(RECORD EXCERPTS)
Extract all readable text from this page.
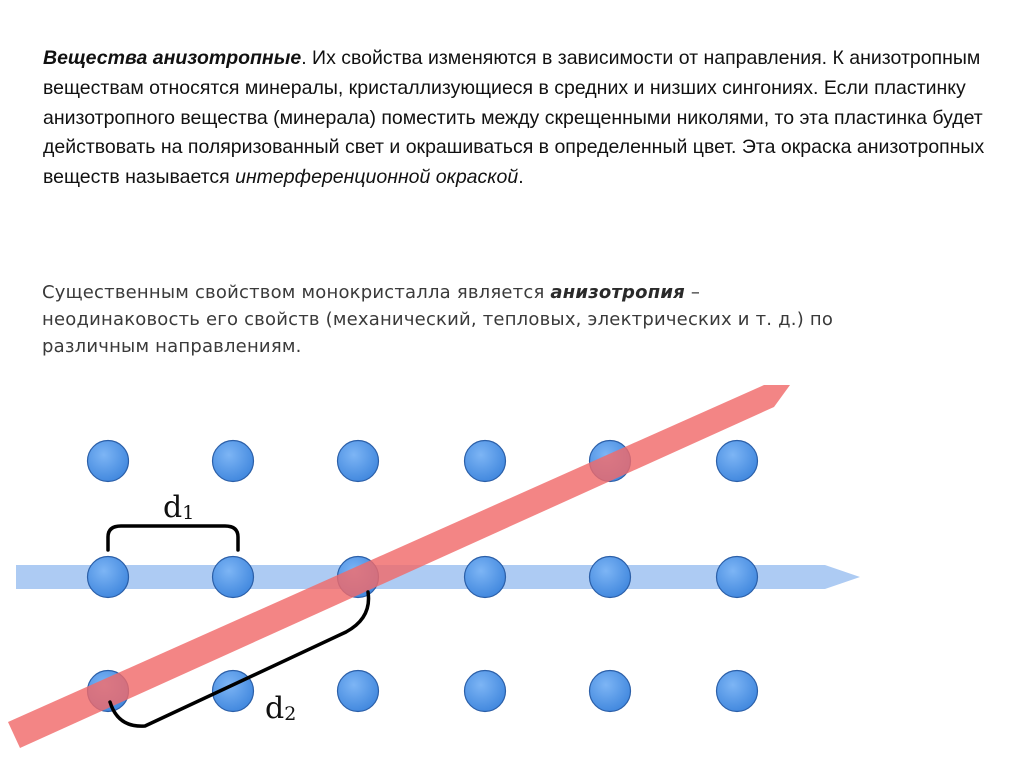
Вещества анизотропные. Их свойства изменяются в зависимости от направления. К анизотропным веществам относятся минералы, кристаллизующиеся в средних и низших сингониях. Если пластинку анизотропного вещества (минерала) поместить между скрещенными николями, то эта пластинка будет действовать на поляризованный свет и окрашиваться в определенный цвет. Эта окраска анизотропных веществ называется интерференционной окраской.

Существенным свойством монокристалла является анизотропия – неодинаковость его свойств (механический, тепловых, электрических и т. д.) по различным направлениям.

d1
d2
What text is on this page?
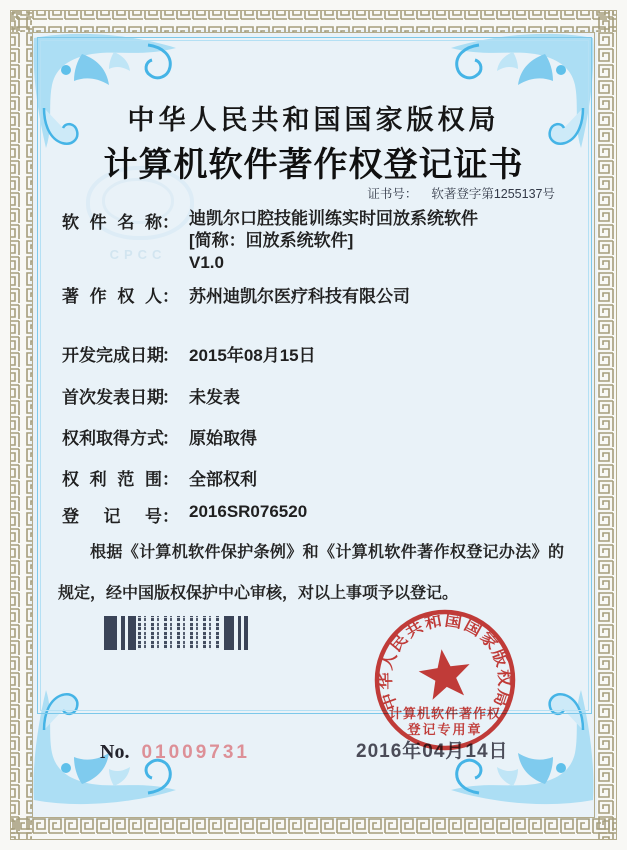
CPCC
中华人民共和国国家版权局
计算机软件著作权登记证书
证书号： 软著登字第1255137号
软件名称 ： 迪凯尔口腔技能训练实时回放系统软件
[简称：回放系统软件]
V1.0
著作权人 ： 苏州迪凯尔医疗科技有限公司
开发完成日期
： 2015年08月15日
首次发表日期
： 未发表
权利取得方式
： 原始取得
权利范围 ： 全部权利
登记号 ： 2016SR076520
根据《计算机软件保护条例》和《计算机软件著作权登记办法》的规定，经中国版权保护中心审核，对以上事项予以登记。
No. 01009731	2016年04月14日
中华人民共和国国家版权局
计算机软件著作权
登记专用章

(WORK TO COMPLETE) Take the data above and repeat it exactly, leaving each picture out.

(PROBLEM SOLUTION)
Extract all readable text from this page.
Вещества анизотропные. Их свойства изменяются в зависимости от направления. К анизотропным веществам относятся минералы, кристаллизующиеся в средних и низших сингониях. Если пластинку анизотропного вещества (минерала) поместить между скрещенными николями, то эта пластинка будет действовать на поляризованный свет и окрашиваться в определенный цвет. Эта окраска анизотропных веществ называется интерференционной окраской.

Существенным свойством монокристалла является анизотропия – неодинаковость его свойств (механический, тепловых, электрических и т. д.) по различным направлениям.

d1
d2
What text is on this page?
CPCC
中华人民共和国国家版权局
计算机软件著作权登记证书
证书号： 软著登字第1255137号
软件名称 ： 迪凯尔口腔技能训练实时回放系统软件
[简称：回放系统软件]
V1.0
著作权人 ： 苏州迪凯尔医疗科技有限公司
开发完成日期
： 2015年08月15日
首次发表日期
： 未发表
权利取得方式
： 原始取得
权利范围 ： 全部权利
登记号 ： 2016SR076520
根据《计算机软件保护条例》和《计算机软件著作权登记办法》的规定，经中国版权保护中心审核，对以上事项予以登记。
No. 01009731	2016年04月14日
中华人民共和国国家版权局
计算机软件著作权
登记专用章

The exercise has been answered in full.